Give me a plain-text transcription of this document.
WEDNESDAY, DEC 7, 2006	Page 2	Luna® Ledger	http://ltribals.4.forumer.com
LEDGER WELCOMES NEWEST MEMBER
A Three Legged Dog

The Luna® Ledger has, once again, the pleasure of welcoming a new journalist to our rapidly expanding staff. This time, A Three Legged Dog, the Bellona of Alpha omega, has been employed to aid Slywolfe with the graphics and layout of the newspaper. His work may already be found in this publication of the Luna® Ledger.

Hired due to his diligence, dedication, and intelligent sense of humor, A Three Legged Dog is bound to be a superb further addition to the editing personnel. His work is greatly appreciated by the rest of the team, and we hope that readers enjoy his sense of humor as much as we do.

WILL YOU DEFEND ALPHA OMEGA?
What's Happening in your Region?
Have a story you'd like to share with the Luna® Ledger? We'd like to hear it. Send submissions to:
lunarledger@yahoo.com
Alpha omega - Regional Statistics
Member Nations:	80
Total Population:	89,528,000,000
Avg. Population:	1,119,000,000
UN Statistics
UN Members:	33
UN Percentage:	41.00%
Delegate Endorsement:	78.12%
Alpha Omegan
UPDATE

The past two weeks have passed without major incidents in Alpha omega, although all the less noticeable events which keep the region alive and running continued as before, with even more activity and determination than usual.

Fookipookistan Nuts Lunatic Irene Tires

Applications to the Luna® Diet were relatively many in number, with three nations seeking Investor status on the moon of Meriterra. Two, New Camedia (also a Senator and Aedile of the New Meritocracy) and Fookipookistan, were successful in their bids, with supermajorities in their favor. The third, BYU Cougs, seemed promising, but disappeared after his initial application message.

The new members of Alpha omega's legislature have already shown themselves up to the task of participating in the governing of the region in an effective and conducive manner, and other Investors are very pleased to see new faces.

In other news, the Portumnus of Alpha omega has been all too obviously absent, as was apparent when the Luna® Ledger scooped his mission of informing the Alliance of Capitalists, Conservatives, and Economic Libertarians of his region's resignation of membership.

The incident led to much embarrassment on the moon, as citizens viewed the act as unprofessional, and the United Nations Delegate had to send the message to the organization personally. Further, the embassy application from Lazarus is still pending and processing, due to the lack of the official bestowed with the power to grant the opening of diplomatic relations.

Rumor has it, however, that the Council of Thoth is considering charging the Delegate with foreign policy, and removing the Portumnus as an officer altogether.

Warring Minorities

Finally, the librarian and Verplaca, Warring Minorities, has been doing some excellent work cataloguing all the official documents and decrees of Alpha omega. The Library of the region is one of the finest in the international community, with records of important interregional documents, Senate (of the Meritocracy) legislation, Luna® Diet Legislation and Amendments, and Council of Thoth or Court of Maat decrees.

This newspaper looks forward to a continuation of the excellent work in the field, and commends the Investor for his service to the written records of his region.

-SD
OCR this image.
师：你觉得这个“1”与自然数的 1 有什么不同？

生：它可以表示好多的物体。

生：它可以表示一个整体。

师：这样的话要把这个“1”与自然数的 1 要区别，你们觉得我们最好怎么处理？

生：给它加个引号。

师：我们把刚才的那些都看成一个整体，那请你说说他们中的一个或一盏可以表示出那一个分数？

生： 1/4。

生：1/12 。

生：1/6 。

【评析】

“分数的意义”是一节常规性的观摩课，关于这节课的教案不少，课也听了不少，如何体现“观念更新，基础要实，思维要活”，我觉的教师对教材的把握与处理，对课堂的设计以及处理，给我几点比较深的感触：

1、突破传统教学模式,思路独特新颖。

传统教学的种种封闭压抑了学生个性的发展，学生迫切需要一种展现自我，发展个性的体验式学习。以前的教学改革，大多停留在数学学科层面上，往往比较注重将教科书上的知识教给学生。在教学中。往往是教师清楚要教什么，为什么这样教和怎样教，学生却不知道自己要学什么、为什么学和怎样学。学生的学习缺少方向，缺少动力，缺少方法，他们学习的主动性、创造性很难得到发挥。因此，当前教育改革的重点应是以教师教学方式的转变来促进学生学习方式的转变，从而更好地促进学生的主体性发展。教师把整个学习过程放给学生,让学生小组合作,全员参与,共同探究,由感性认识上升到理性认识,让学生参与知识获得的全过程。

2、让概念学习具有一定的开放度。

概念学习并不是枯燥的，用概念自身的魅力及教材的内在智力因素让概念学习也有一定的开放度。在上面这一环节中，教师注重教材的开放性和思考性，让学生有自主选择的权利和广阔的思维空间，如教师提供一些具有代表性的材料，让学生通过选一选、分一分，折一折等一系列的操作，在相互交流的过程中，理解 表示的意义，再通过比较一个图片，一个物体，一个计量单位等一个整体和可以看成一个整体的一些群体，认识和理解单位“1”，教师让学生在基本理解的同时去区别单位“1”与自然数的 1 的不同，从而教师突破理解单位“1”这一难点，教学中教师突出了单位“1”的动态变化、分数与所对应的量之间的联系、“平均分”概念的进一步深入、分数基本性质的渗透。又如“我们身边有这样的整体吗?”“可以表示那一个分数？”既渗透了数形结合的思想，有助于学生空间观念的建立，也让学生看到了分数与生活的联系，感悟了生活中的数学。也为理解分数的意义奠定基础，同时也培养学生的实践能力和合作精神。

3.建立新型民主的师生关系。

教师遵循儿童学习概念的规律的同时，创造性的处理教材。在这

* * * * *

List all lines where "Population" occurs.

Total Population:	89,528,000,000
Avg. Population:	1,119,000,000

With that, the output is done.